Return the records, each one exactly as written.

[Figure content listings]
## START

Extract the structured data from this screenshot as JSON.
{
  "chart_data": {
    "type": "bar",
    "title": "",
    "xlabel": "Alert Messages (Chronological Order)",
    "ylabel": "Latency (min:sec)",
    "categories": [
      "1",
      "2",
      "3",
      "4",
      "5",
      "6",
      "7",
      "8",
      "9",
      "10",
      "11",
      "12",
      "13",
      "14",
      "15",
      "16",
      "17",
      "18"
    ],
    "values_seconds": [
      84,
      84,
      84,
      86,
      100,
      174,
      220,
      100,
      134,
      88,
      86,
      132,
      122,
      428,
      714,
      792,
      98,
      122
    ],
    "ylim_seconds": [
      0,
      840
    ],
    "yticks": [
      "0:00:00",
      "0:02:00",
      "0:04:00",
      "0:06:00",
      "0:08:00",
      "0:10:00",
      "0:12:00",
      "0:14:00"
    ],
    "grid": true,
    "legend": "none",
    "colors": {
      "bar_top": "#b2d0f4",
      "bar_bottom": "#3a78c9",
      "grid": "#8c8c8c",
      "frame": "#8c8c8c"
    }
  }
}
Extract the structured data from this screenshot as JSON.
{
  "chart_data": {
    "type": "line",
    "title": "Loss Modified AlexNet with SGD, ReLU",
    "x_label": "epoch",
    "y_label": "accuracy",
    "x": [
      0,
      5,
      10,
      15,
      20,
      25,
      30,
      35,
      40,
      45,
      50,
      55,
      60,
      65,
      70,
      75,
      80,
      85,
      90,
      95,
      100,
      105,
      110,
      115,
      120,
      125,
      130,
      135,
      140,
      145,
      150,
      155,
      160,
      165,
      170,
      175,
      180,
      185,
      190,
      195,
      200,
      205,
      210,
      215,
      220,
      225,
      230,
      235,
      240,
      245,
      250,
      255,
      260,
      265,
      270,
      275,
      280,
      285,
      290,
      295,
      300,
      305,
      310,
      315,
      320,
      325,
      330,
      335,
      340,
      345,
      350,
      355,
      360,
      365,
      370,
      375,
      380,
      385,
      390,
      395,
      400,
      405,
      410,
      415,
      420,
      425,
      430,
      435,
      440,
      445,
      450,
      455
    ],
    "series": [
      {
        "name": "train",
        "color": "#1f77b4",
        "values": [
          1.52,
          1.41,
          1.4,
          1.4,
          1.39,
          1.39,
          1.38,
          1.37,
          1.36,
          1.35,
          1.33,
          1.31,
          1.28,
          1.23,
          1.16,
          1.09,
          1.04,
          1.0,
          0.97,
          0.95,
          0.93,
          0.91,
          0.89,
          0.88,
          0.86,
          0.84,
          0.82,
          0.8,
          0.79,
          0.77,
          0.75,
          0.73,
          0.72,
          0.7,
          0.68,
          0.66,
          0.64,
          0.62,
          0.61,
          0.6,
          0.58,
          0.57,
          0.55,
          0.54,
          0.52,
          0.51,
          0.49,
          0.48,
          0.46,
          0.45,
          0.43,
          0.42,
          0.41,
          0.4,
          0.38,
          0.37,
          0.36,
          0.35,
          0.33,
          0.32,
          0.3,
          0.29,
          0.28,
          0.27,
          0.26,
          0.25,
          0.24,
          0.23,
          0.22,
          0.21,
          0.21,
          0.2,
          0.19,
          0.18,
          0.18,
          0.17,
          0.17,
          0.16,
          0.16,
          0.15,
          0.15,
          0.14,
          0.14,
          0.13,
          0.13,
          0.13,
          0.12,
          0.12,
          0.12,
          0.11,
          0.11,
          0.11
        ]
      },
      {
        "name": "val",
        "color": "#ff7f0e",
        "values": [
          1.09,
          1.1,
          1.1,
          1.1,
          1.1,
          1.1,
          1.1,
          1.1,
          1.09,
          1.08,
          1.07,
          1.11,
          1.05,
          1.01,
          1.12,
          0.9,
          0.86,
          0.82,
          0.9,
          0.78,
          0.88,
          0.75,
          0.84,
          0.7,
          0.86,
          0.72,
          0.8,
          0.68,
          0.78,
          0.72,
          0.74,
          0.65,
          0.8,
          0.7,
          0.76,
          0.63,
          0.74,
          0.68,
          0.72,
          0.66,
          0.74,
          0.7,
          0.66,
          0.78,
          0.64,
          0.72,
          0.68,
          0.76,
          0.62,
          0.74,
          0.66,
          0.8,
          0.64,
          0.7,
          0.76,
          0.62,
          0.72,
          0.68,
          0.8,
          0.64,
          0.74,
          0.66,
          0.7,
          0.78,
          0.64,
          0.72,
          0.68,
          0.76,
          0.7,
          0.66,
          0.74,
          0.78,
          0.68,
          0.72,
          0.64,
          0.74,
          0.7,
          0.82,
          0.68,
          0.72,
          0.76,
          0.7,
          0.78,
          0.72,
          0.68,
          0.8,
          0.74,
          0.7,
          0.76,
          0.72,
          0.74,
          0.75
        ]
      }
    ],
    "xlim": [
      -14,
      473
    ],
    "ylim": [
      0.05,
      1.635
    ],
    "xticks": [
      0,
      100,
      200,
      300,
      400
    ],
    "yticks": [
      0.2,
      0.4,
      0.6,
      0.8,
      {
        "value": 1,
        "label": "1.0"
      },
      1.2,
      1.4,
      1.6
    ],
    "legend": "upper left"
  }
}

## END

• [Correct response]
Extract the structured data from this screenshot as JSON.
{
  "chart_data": {
    "type": "bar",
    "title": "",
    "xlabel": "Alert Messages (Chronological Order)",
    "ylabel": "Latency (min:sec)",
    "categories": [
      "1",
      "2",
      "3",
      "4",
      "5",
      "6",
      "7",
      "8",
      "9",
      "10",
      "11",
      "12",
      "13",
      "14",
      "15",
      "16",
      "17",
      "18"
    ],
    "values_seconds": [
      84,
      84,
      84,
      86,
      100,
      174,
      220,
      100,
      134,
      88,
      86,
      132,
      122,
      428,
      714,
      792,
      98,
      122
    ],
    "ylim_seconds": [
      0,
      840
    ],
    "yticks": [
      "0:00:00",
      "0:02:00",
      "0:04:00",
      "0:06:00",
      "0:08:00",
      "0:10:00",
      "0:12:00",
      "0:14:00"
    ],
    "grid": true,
    "legend": "none",
    "colors": {
      "bar_top": "#b2d0f4",
      "bar_bottom": "#3a78c9",
      "grid": "#8c8c8c",
      "frame": "#8c8c8c"
    }
  }
}
Extract the structured data from this screenshot as JSON.
{
  "chart_data": {
    "type": "line",
    "title": "Loss Modified AlexNet with SGD, ReLU",
    "x_label": "epoch",
    "y_label": "accuracy",
    "x": [
      0,
      5,
      10,
      15,
      20,
      25,
      30,
      35,
      40,
      45,
      50,
      55,
      60,
      65,
      70,
      75,
      80,
      85,
      90,
      95,
      100,
      105,
      110,
      115,
      120,
      125,
      130,
      135,
      140,
      145,
      150,
      155,
      160,
      165,
      170,
      175,
      180,
      185,
      190,
      195,
      200,
      205,
      210,
      215,
      220,
      225,
      230,
      235,
      240,
      245,
      250,
      255,
      260,
      265,
      270,
      275,
      280,
      285,
      290,
      295,
      300,
      305,
      310,
      315,
      320,
      325,
      330,
      335,
      340,
      345,
      350,
      355,
      360,
      365,
      370,
      375,
      380,
      385,
      390,
      395,
      400,
      405,
      410,
      415,
      420,
      425,
      430,
      435,
      440,
      445,
      450,
      455
    ],
    "series": [
      {
        "name": "train",
        "color": "#1f77b4",
        "values": [
          1.52,
          1.41,
          1.4,
          1.4,
          1.39,
          1.39,
          1.38,
          1.37,
          1.36,
          1.35,
          1.33,
          1.31,
          1.28,
          1.23,
          1.16,
          1.09,
          1.04,
          1.0,
          0.97,
          0.95,
          0.93,
          0.91,
          0.89,
          0.88,
          0.86,
          0.84,
          0.82,
          0.8,
          0.79,
          0.77,
          0.75,
          0.73,
          0.72,
          0.7,
          0.68,
          0.66,
          0.64,
          0.62,
          0.61,
          0.6,
          0.58,
          0.57,
          0.55,
          0.54,
          0.52,
          0.51,
          0.49,
          0.48,
          0.46,
          0.45,
          0.43,
          0.42,
          0.41,
          0.4,
          0.38,
          0.37,
          0.36,
          0.35,
          0.33,
          0.32,
          0.3,
          0.29,
          0.28,
          0.27,
          0.26,
          0.25,
          0.24,
          0.23,
          0.22,
          0.21,
          0.21,
          0.2,
          0.19,
          0.18,
          0.18,
          0.17,
          0.17,
          0.16,
          0.16,
          0.15,
          0.15,
          0.14,
          0.14,
          0.13,
          0.13,
          0.13,
          0.12,
          0.12,
          0.12,
          0.11,
          0.11,
          0.11
        ]
      },
      {
        "name": "val",
        "color": "#ff7f0e",
        "values": [
          1.09,
          1.1,
          1.1,
          1.1,
          1.1,
          1.1,
          1.1,
          1.1,
          1.09,
          1.08,
          1.07,
          1.11,
          1.05,
          1.01,
          1.12,
          0.9,
          0.86,
          0.82,
          0.9,
          0.78,
          0.88,
          0.75,
          0.84,
          0.7,
          0.86,
          0.72,
          0.8,
          0.68,
          0.78,
          0.72,
          0.74,
          0.65,
          0.8,
          0.7,
          0.76,
          0.63,
          0.74,
          0.68,
          0.72,
          0.66,
          0.74,
          0.7,
          0.66,
          0.78,
          0.64,
          0.72,
          0.68,
          0.76,
          0.62,
          0.74,
          0.66,
          0.8,
          0.64,
          0.7,
          0.76,
          0.62,
          0.72,
          0.68,
          0.8,
          0.64,
          0.74,
          0.66,
          0.7,
          0.78,
          0.64,
          0.72,
          0.68,
          0.76,
          0.7,
          0.66,
          0.74,
          0.78,
          0.68,
          0.72,
          0.64,
          0.74,
          0.7,
          0.82,
          0.68,
          0.72,
          0.76,
          0.7,
          0.78,
          0.72,
          0.68,
          0.8,
          0.74,
          0.7,
          0.76,
          0.72,
          0.74,
          0.75
        ]
      }
    ],
    "xlim": [
      -14,
      473
    ],
    "ylim": [
      0.05,
      1.635
    ],
    "xticks": [
      0,
      100,
      200,
      300,
      400
    ],
    "yticks": [
      0.2,
      0.4,
      0.6,
      0.8,
      {
        "value": 1,
        "label": "1.0"
      },
      1.2,
      1.4,
      1.6
    ],
    "legend": "upper left"
  }
}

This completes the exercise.